> Data section
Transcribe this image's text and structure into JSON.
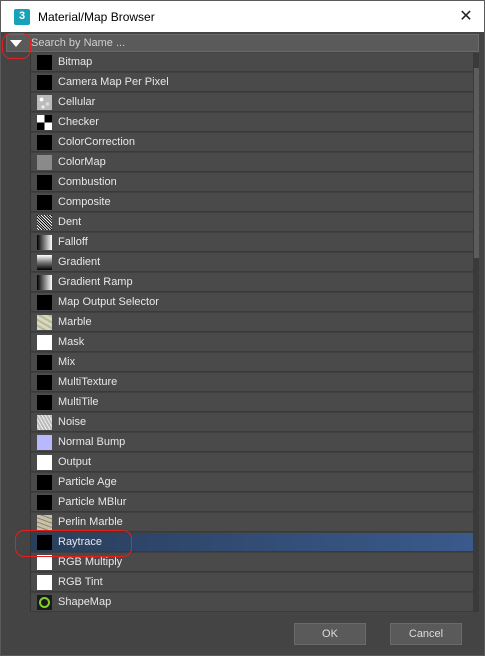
{
  "window": {
    "title": "Material/Map Browser",
    "app_icon_glyph": "3",
    "close_glyph": "✕"
  },
  "search": {
    "placeholder": "Search by Name ..."
  },
  "maps": [
    {
      "label": "Bitmap",
      "swatch": "black",
      "selected": false
    },
    {
      "label": "Camera Map Per Pixel",
      "swatch": "black",
      "selected": false
    },
    {
      "label": "Cellular",
      "swatch": "cellular",
      "selected": false
    },
    {
      "label": "Checker",
      "swatch": "checker",
      "selected": false
    },
    {
      "label": "ColorCorrection",
      "swatch": "black",
      "selected": false
    },
    {
      "label": "ColorMap",
      "swatch": "gray",
      "selected": false
    },
    {
      "label": "Combustion",
      "swatch": "black",
      "selected": false
    },
    {
      "label": "Composite",
      "swatch": "black",
      "selected": false
    },
    {
      "label": "Dent",
      "swatch": "dent",
      "selected": false
    },
    {
      "label": "Falloff",
      "swatch": "falloff",
      "selected": false
    },
    {
      "label": "Gradient",
      "swatch": "gradient",
      "selected": false
    },
    {
      "label": "Gradient Ramp",
      "swatch": "gradient-ramp",
      "selected": false
    },
    {
      "label": "Map Output Selector",
      "swatch": "black",
      "selected": false
    },
    {
      "label": "Marble",
      "swatch": "marble",
      "selected": false
    },
    {
      "label": "Mask",
      "swatch": "white",
      "selected": false
    },
    {
      "label": "Mix",
      "swatch": "black",
      "selected": false
    },
    {
      "label": "MultiTexture",
      "swatch": "black",
      "selected": false
    },
    {
      "label": "MultiTile",
      "swatch": "black",
      "selected": false
    },
    {
      "label": "Noise",
      "swatch": "noise",
      "selected": false
    },
    {
      "label": "Normal Bump",
      "swatch": "normal-bump",
      "selected": false
    },
    {
      "label": "Output",
      "swatch": "white",
      "selected": false
    },
    {
      "label": "Particle Age",
      "swatch": "black",
      "selected": false
    },
    {
      "label": "Particle MBlur",
      "swatch": "black",
      "selected": false
    },
    {
      "label": "Perlin Marble",
      "swatch": "perlin",
      "selected": false
    },
    {
      "label": "Raytrace",
      "swatch": "black",
      "selected": true
    },
    {
      "label": "RGB Multiply",
      "swatch": "white",
      "selected": false
    },
    {
      "label": "RGB Tint",
      "swatch": "white",
      "selected": false
    },
    {
      "label": "ShapeMap",
      "swatch": "shapemap",
      "selected": false
    }
  ],
  "swatch_colors": {
    "black": "#000000",
    "white": "#ffffff",
    "gray": "#8a8a8a",
    "normal-bump": "#b8b8ff",
    "shapemap_bg": "#1a1a1a",
    "shapemap_fg": "#7ed321"
  },
  "colors": {
    "annotation_red": "#e32020",
    "selected_row": "#3a5a8c"
  },
  "buttons": {
    "ok_label": "OK",
    "cancel_label": "Cancel"
  }
}
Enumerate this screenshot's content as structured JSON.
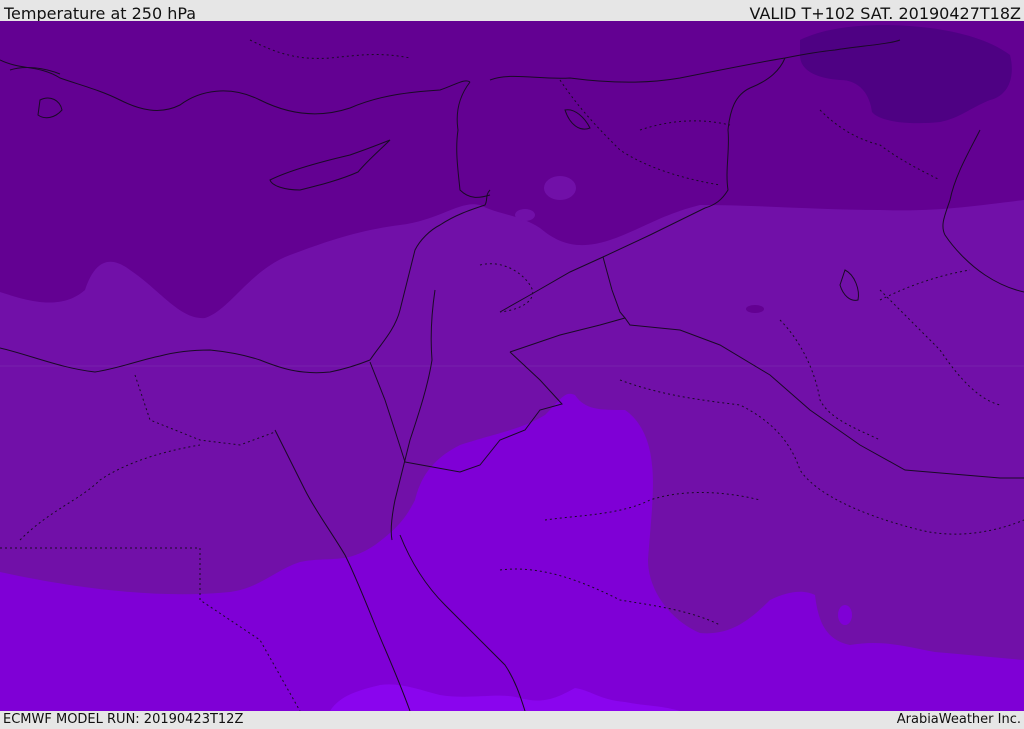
{
  "header": {
    "title": "Temperature at 250 hPa",
    "valid": "VALID T+102 SAT. 20190427T18Z"
  },
  "footer": {
    "model_run": "ECMWF MODEL RUN: 20190423T12Z",
    "credit": "ArabiaWeather Inc."
  },
  "map": {
    "field": "temperature_250hPa",
    "colors": {
      "coldest": "#4e0183",
      "cold": "#630192",
      "mid": "#7110a8",
      "warm": "#7f00d6",
      "warmest": "#8a05ee",
      "coastline": "#1a0a26"
    }
  }
}
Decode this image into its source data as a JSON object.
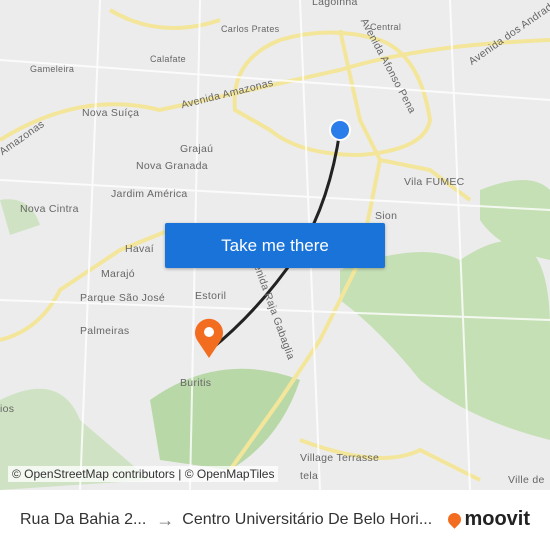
{
  "map": {
    "labels": [
      "Lagoinha",
      "Carlos Prates",
      "Central",
      "Avenida dos Andradas",
      "Avenida Afonso Pena",
      "Calafate",
      "Gameleira",
      "Avenida Amazonas",
      "Amazonas",
      "Nova Suíça",
      "Grajaú",
      "Nova Granada",
      "Jardim América",
      "Vila FUMEC",
      "Sion",
      "Nova Cintra",
      "Havaí",
      "Marajó",
      "Parque São José",
      "Estoril",
      "Avenida Raja Gabaglia",
      "Palmeiras",
      "Buritis",
      "Village Terrasse",
      "Ville de",
      "tela",
      "ios"
    ],
    "origin_color": "#2b7de9",
    "destination_color": "#f36d21",
    "route_color": "#222222"
  },
  "cta": {
    "label": "Take me there",
    "color": "#1a73d9"
  },
  "attribution": "© OpenStreetMap contributors | © OpenMapTiles",
  "footer": {
    "from": "Rua Da Bahia 2...",
    "to": "Centro Universitário De Belo Hori...",
    "brand": "moovit"
  }
}
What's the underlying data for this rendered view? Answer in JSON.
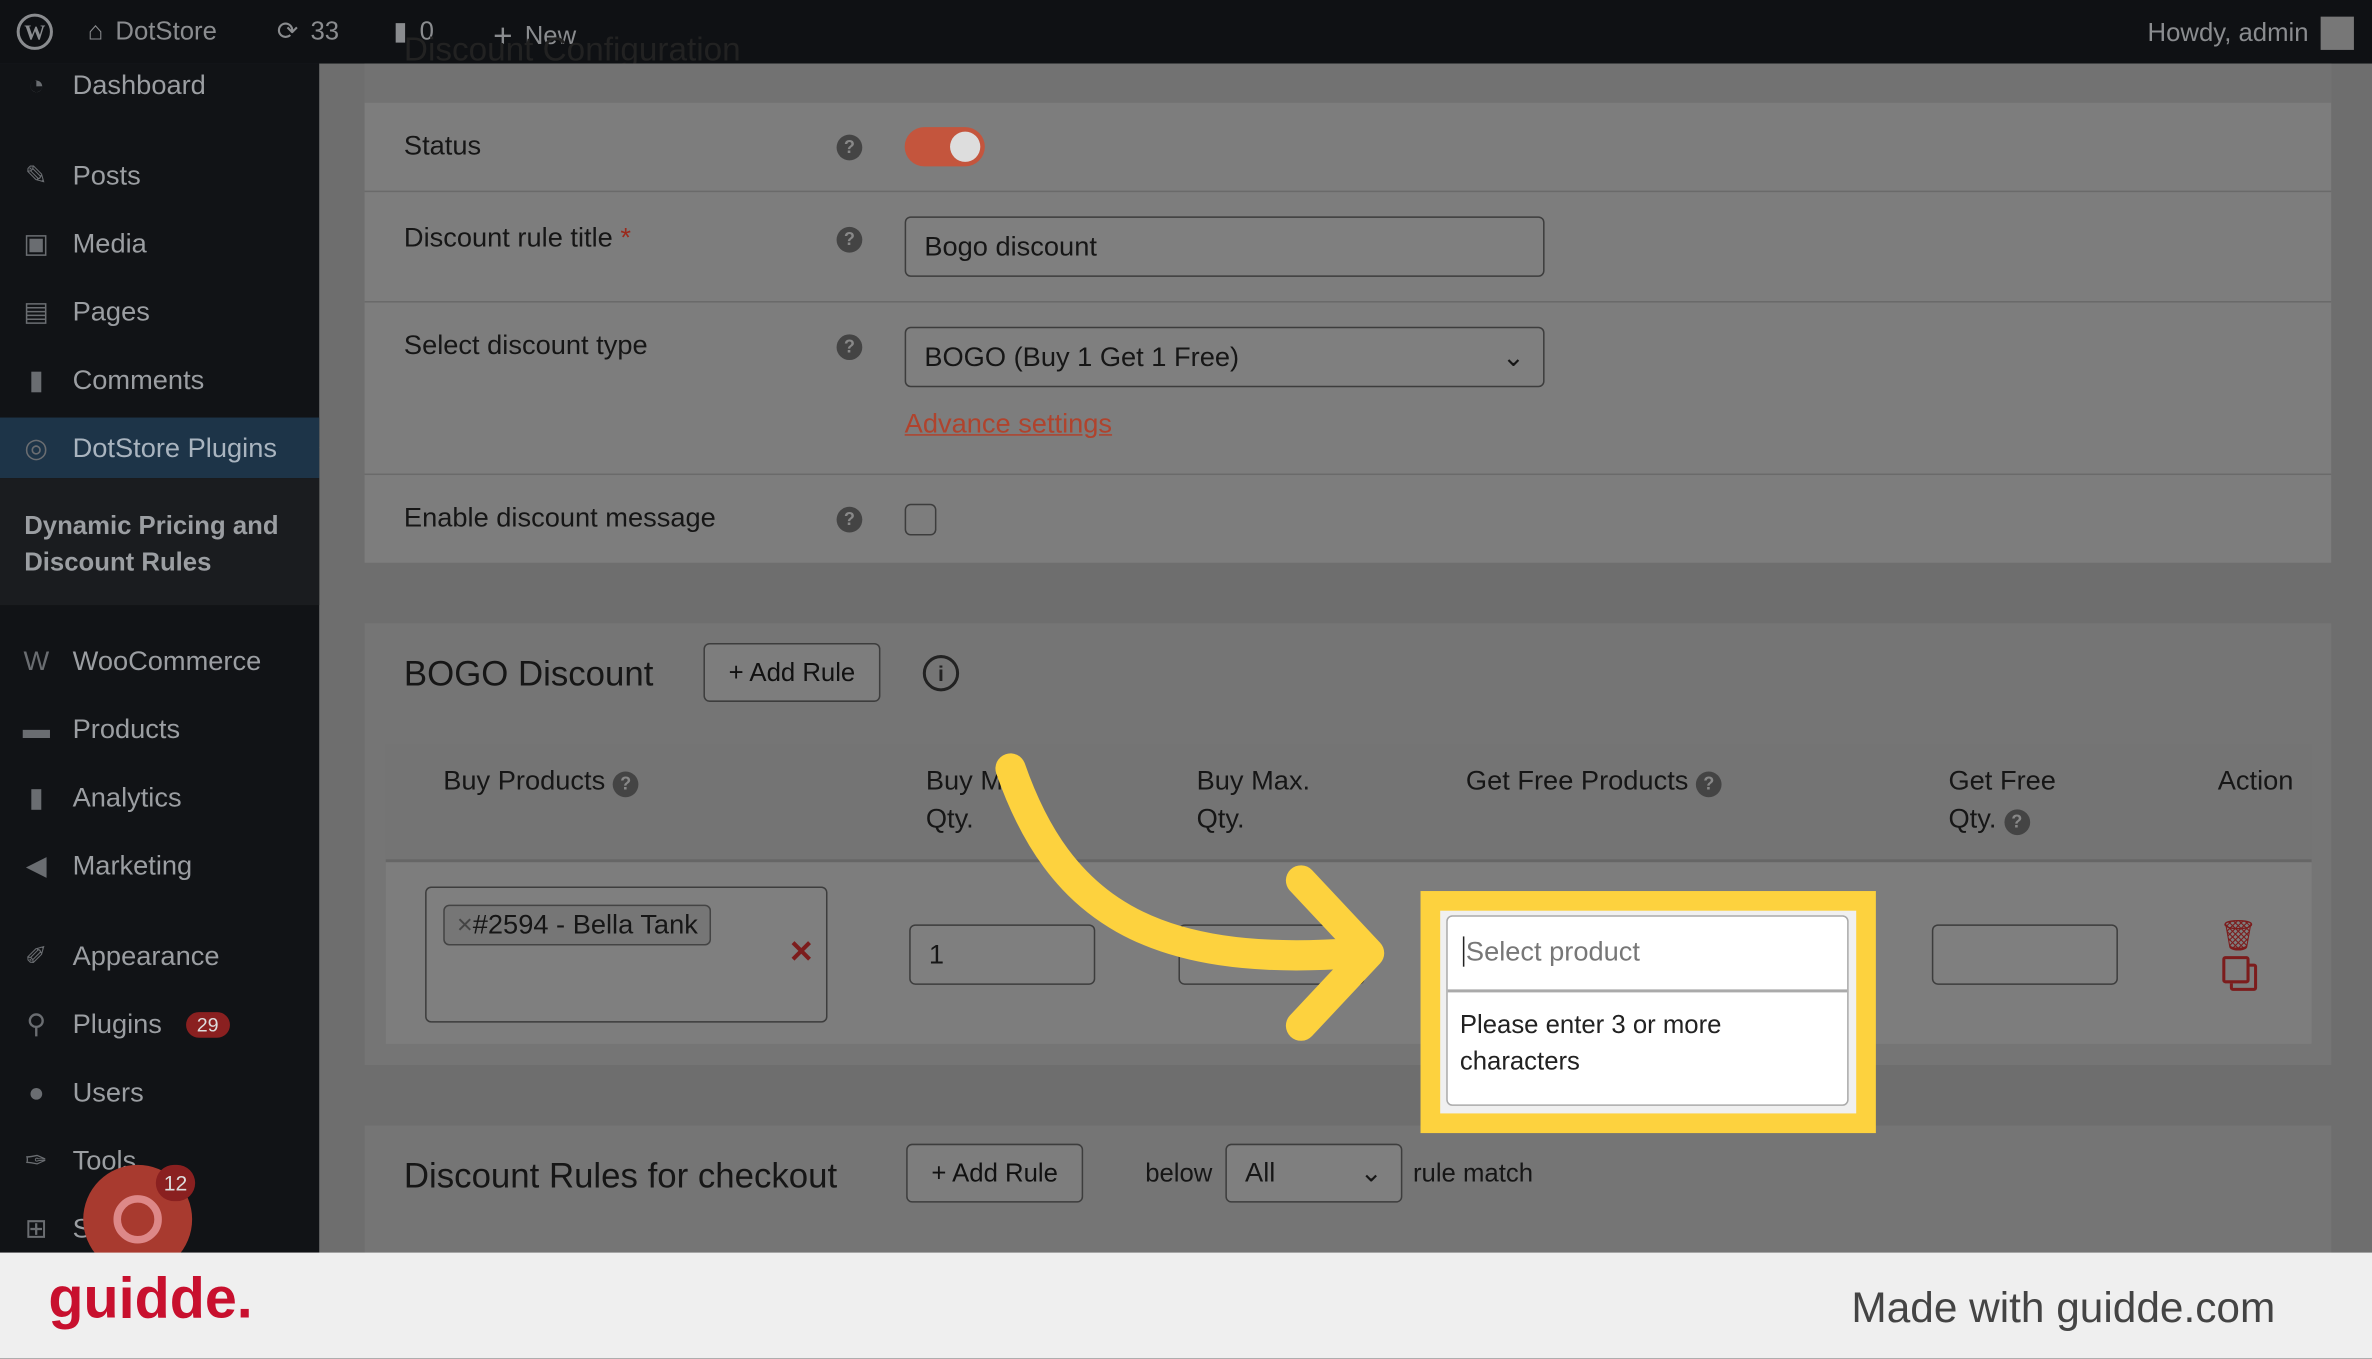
{
  "topbar": {
    "site": "DotStore",
    "updates": "33",
    "comments": "0",
    "new": "New",
    "howdy": "Howdy, admin"
  },
  "sidebar": {
    "items": [
      {
        "label": "Dashboard",
        "icon": "dashboard-icon"
      },
      {
        "label": "Posts",
        "icon": "pin-icon"
      },
      {
        "label": "Media",
        "icon": "media-icon"
      },
      {
        "label": "Pages",
        "icon": "pages-icon"
      },
      {
        "label": "Comments",
        "icon": "comment-icon"
      },
      {
        "label": "DotStore Plugins",
        "icon": "dotstore-icon"
      },
      {
        "label": "WooCommerce",
        "icon": "woo-icon"
      },
      {
        "label": "Products",
        "icon": "products-icon"
      },
      {
        "label": "Analytics",
        "icon": "analytics-icon"
      },
      {
        "label": "Marketing",
        "icon": "megaphone-icon"
      },
      {
        "label": "Appearance",
        "icon": "brush-icon"
      },
      {
        "label": "Plugins",
        "icon": "plugin-icon",
        "badge": "29"
      },
      {
        "label": "Users",
        "icon": "users-icon"
      },
      {
        "label": "Tools",
        "icon": "wrench-icon"
      },
      {
        "label": "S",
        "icon": "settings-icon"
      }
    ],
    "submenu": "Dynamic Pricing and Discount Rules",
    "recorder_badge": "12"
  },
  "config": {
    "heading": "Discount Configuration",
    "status_label": "Status",
    "status_on": true,
    "title_label": "Discount rule title",
    "required": "*",
    "title_value": "Bogo discount",
    "type_label": "Select discount type",
    "type_value": "BOGO (Buy 1 Get 1 Free)",
    "advance": "Advance settings",
    "message_label": "Enable discount message"
  },
  "bogo": {
    "heading": "BOGO Discount",
    "add_rule": "+ Add Rule",
    "columns": [
      "Buy Products",
      "Buy Min. Qty.",
      "Buy Max. Qty.",
      "Get Free Products",
      "Get Free Qty.",
      "Action"
    ],
    "row": {
      "buy_product_tag": "#2594 - Bella Tank",
      "buy_min": "1",
      "buy_max": "",
      "get_free_qty": ""
    },
    "dropdown": {
      "placeholder": "Select product",
      "message": "Please enter 3 or more characters"
    }
  },
  "checkout": {
    "heading": "Discount Rules for checkout",
    "add_rule": "+ Add Rule",
    "below": "below",
    "select": "All",
    "rule_match": "rule match"
  },
  "footer": {
    "logo": "guidde.",
    "made_with": "Made with guidde.com"
  },
  "colors": {
    "highlight": "#fdd23e",
    "logo": "#c8102e",
    "toggle": "#c4553d"
  }
}
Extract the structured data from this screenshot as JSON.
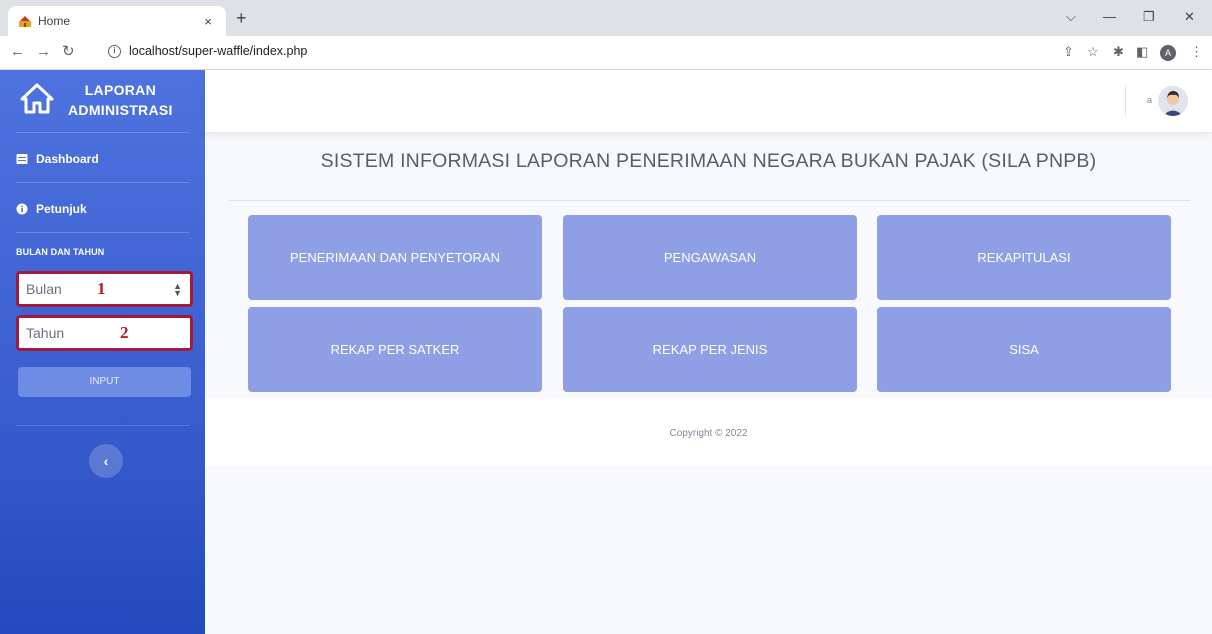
{
  "browser": {
    "tab_title": "Home",
    "url": "localhost/super-waffle/index.php",
    "profile_initial": "A",
    "new_tab_symbol": "+",
    "close_symbol": "×"
  },
  "sidebar": {
    "brand_line1": "LAPORAN",
    "brand_line2": "ADMINISTRASI",
    "nav": [
      {
        "label": "Dashboard",
        "icon": "table-icon"
      },
      {
        "label": "Petunjuk",
        "icon": "info-circle-icon"
      }
    ],
    "section_heading": "BULAN DAN TAHUN",
    "month_select": {
      "value": "Bulan",
      "annotation": "1"
    },
    "year_input": {
      "placeholder": "Tahun",
      "annotation": "2"
    },
    "submit_label": "INPUT",
    "toggle_symbol": "‹"
  },
  "topbar": {
    "user_name": "a"
  },
  "main": {
    "title": "SISTEM INFORMASI LAPORAN PENERIMAAN NEGARA BUKAN PAJAK (SILA PNPB)",
    "buttons": [
      {
        "label": "PENERIMAAN DAN PENYETORAN"
      },
      {
        "label": "PENGAWASAN"
      },
      {
        "label": "REKAPITULASI"
      },
      {
        "label": "REKAP PER SATKER"
      },
      {
        "label": "REKAP PER JENIS"
      },
      {
        "label": "SISA"
      }
    ]
  },
  "footer": {
    "copyright": "Copyright © 2022"
  },
  "colors": {
    "sidebar": "#4e73df",
    "menu_button": "#8f9fe6",
    "annotation_border": "#a01c38"
  }
}
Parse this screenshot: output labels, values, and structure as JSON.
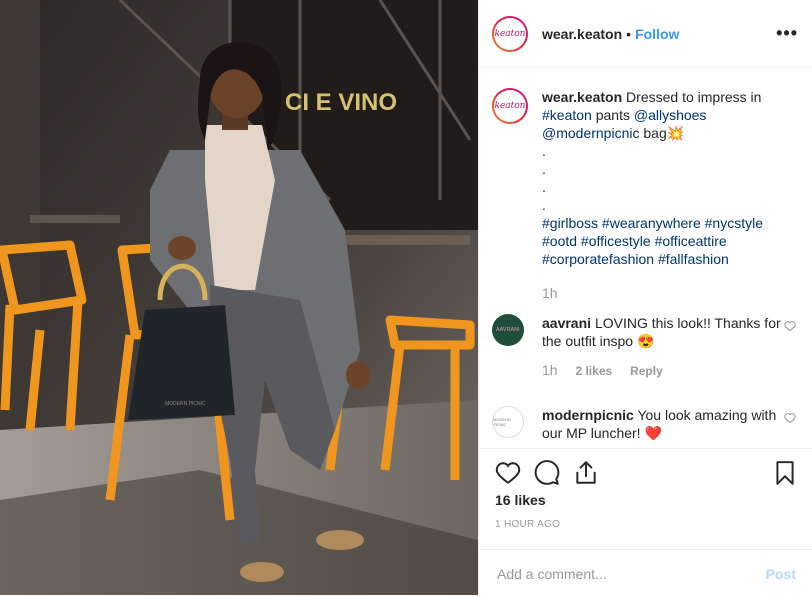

> What is required
Search the data above for lines holding "Nova" and copy each of them.

> Result of this exercise
      "Nova Suíça",
      "Nova Granada",
      "Nova Cintra",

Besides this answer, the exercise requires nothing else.